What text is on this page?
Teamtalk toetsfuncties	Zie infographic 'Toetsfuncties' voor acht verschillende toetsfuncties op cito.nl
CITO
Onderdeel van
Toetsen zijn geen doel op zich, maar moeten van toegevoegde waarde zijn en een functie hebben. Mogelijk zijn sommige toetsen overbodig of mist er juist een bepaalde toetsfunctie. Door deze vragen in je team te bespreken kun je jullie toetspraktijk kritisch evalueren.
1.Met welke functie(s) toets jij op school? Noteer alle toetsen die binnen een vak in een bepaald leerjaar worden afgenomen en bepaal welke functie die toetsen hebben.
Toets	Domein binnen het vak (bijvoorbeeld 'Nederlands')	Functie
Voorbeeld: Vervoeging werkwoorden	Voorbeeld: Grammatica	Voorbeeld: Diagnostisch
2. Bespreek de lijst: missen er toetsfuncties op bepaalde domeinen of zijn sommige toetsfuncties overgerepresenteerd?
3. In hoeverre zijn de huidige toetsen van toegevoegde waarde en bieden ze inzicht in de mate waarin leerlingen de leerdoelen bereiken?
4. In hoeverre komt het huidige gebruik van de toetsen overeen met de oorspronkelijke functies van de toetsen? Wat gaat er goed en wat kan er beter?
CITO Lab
--
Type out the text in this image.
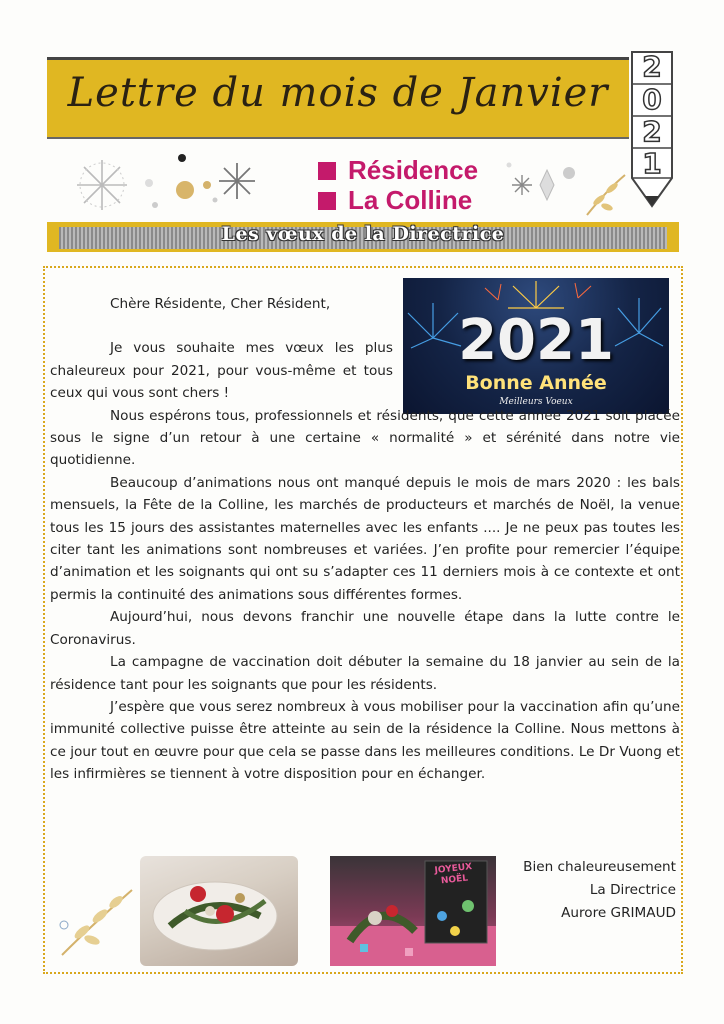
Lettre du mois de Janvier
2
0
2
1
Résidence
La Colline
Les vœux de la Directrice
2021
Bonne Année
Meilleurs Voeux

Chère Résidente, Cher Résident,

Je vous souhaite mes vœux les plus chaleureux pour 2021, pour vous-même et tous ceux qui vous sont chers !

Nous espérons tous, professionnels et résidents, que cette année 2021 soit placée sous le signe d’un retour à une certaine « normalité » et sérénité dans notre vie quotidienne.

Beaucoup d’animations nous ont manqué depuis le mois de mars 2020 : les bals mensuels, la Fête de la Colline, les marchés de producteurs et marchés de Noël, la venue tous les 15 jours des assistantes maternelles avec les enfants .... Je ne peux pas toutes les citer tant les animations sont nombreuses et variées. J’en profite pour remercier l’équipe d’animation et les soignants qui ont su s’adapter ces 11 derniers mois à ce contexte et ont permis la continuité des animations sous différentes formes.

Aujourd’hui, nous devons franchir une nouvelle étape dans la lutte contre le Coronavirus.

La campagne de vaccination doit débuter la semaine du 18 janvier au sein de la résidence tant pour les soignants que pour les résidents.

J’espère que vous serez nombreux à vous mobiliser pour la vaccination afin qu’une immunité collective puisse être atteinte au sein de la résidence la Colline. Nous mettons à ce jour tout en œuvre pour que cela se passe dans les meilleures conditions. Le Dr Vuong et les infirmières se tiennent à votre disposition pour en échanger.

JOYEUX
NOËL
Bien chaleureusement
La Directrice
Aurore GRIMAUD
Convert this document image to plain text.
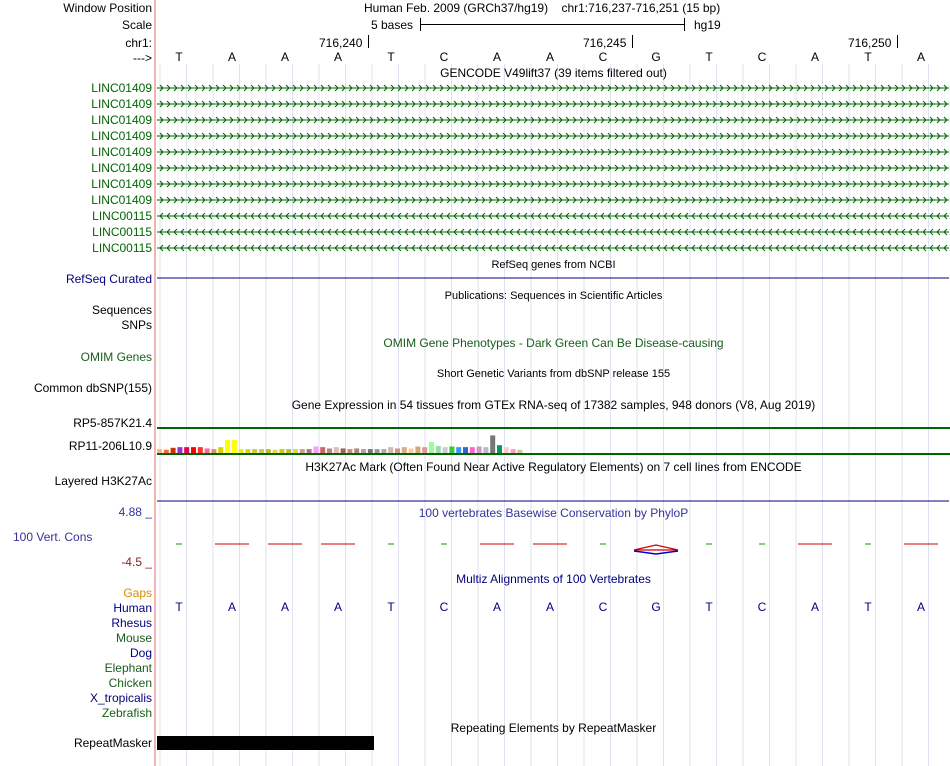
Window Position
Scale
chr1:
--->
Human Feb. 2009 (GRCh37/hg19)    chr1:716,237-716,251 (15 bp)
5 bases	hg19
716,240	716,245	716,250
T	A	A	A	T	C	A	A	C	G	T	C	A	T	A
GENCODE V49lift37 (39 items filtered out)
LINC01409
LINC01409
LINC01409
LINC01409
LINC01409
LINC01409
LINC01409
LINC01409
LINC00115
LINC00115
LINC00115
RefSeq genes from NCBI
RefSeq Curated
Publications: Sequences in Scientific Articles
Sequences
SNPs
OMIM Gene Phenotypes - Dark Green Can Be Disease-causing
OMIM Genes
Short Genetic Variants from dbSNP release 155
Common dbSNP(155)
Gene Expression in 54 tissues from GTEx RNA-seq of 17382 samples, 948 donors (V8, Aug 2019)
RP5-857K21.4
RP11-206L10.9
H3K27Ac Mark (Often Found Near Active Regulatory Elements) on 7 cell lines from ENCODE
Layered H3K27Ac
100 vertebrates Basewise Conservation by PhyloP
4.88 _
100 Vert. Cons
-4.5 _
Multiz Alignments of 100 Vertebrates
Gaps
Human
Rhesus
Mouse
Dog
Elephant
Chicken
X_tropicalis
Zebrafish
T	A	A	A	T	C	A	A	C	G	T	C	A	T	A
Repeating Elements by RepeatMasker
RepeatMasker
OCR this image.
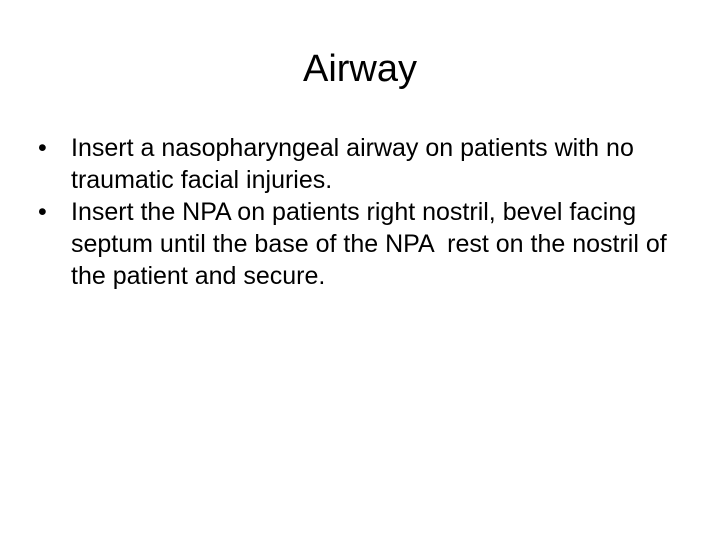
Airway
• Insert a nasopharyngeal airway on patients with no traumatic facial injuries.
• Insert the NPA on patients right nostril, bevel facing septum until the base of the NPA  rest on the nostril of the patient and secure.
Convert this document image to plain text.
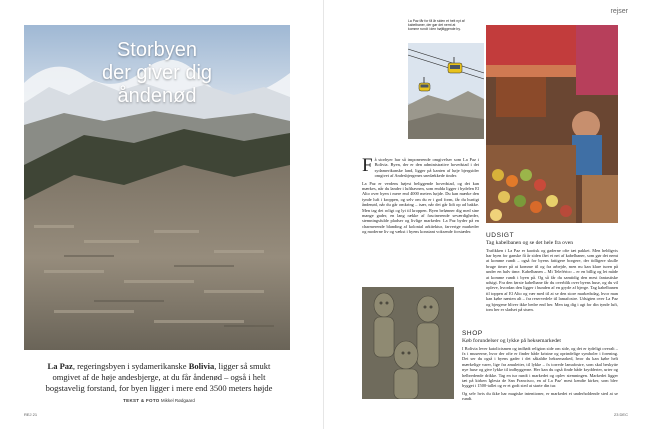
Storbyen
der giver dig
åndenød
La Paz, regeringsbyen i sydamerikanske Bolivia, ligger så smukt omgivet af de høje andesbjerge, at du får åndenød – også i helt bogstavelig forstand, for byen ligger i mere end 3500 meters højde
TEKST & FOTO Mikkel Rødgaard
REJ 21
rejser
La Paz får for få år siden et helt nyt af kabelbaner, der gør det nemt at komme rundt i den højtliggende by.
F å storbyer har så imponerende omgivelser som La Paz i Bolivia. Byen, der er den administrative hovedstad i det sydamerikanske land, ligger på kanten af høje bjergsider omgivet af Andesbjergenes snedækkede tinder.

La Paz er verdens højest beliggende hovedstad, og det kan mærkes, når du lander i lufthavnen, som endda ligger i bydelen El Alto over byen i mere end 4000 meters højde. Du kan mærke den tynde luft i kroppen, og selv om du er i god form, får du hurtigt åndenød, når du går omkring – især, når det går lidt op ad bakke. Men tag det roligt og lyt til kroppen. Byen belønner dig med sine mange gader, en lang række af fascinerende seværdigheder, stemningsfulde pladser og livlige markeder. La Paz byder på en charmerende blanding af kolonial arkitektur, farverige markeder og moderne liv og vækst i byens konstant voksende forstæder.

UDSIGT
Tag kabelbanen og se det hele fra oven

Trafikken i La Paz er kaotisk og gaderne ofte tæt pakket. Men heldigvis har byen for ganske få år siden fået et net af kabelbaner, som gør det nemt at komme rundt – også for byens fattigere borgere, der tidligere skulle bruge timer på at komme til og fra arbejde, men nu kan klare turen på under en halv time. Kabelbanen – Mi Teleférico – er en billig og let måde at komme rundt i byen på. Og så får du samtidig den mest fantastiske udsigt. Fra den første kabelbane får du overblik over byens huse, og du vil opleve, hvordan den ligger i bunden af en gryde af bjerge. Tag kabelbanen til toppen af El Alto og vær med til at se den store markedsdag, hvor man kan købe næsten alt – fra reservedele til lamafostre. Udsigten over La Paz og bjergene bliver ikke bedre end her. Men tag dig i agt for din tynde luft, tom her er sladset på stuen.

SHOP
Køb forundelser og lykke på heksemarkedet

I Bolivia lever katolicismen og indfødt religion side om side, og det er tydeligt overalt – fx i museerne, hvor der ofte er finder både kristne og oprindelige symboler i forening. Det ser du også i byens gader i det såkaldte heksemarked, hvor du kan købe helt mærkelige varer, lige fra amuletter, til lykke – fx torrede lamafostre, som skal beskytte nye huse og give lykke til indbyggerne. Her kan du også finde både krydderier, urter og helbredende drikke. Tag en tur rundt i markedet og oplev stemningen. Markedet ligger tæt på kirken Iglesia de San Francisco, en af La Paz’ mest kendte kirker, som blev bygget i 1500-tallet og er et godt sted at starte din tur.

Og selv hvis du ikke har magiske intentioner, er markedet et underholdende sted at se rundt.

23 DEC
...
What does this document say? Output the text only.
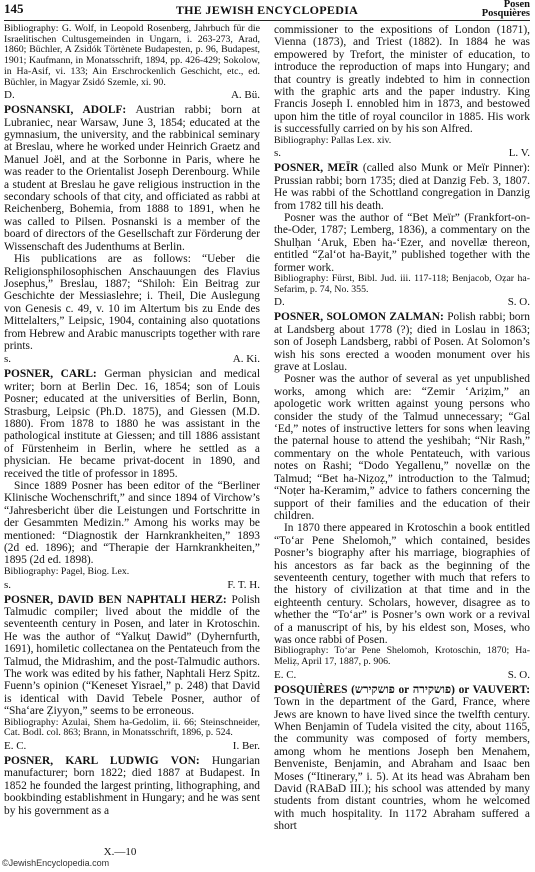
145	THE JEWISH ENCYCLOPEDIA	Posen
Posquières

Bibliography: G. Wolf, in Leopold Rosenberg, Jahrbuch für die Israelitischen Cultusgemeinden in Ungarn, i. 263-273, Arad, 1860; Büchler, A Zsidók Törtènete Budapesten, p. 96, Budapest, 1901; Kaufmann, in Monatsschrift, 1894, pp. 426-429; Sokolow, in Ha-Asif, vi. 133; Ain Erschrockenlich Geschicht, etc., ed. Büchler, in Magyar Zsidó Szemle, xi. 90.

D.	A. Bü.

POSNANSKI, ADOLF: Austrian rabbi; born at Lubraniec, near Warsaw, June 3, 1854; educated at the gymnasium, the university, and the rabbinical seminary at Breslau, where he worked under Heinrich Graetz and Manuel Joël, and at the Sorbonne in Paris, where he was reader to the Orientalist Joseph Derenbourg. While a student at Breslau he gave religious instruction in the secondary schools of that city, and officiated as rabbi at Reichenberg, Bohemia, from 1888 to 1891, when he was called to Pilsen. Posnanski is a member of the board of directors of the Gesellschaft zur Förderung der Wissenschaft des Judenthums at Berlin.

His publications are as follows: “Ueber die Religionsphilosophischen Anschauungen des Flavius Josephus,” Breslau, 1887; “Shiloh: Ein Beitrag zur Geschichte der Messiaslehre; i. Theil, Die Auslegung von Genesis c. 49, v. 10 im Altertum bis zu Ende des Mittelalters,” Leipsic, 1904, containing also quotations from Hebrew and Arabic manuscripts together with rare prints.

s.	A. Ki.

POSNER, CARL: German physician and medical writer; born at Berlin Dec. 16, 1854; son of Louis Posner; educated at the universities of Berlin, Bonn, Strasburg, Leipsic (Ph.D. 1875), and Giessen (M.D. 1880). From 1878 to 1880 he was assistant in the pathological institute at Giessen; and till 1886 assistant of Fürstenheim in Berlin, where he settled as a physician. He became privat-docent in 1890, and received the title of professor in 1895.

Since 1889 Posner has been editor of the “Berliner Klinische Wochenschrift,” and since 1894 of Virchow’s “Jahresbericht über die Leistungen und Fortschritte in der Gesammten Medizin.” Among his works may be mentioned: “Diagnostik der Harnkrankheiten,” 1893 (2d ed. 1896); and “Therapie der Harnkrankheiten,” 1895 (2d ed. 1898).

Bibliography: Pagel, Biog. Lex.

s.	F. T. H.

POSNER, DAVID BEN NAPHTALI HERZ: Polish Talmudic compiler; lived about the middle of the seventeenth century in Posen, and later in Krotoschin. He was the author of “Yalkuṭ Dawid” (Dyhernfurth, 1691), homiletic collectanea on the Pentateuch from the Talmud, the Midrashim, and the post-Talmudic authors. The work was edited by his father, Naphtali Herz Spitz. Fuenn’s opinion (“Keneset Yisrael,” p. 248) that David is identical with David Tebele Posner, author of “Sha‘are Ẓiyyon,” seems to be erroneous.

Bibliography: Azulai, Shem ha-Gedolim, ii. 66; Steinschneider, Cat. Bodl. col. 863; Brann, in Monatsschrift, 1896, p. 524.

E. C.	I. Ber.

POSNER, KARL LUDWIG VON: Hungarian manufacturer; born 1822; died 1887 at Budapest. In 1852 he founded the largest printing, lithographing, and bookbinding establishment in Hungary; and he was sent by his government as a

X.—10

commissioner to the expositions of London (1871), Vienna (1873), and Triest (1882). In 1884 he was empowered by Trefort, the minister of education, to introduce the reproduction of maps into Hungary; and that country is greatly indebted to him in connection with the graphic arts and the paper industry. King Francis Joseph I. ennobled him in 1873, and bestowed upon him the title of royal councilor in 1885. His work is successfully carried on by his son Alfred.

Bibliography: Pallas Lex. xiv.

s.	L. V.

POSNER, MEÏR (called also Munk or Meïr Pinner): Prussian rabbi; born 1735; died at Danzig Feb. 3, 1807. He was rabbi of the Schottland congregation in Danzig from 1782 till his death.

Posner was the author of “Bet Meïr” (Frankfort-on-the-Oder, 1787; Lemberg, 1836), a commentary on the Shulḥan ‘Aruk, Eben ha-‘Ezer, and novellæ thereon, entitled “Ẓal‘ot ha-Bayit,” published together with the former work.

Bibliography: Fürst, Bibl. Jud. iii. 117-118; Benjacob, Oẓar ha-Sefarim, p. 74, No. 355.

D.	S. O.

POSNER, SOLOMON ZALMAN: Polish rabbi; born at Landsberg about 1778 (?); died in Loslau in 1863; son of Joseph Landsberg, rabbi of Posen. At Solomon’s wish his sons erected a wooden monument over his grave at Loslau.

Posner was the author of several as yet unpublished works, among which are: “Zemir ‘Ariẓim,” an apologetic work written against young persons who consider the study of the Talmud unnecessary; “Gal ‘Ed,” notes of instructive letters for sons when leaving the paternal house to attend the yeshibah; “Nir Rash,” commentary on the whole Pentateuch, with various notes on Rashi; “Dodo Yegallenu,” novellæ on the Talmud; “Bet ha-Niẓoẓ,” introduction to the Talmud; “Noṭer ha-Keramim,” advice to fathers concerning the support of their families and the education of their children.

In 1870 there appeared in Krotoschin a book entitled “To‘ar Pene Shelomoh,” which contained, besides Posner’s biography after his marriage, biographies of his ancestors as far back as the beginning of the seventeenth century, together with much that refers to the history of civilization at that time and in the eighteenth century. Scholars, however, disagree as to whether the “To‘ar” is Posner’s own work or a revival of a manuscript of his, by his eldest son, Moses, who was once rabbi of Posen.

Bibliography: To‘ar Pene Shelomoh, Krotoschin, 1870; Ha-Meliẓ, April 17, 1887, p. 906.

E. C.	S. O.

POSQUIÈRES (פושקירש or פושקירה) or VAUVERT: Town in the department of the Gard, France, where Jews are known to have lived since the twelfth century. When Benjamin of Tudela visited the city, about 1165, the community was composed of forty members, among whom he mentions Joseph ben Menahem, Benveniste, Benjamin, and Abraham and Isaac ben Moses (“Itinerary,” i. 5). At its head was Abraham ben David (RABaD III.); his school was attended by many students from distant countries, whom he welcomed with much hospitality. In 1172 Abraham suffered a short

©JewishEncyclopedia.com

Work request:
Go through the listing above. Show each line where the word "vaccination" is found.

Solution to this problem:
La campagne de vaccination doit débuter la semaine du 18 janvier au sein de la résidence tant pour les soignants que pour les résidents.
J’espère que vous serez nombreux à vous mobiliser pour la vaccination afin qu’une immunité collective puisse être atteinte au sein de la résidence la Colline. Nous mettons à ce jour tout en œuvre pour que cela se passe dans les meilleures conditions. Le Dr Vuong et les infirmières se tiennent à votre disposition pour en échanger.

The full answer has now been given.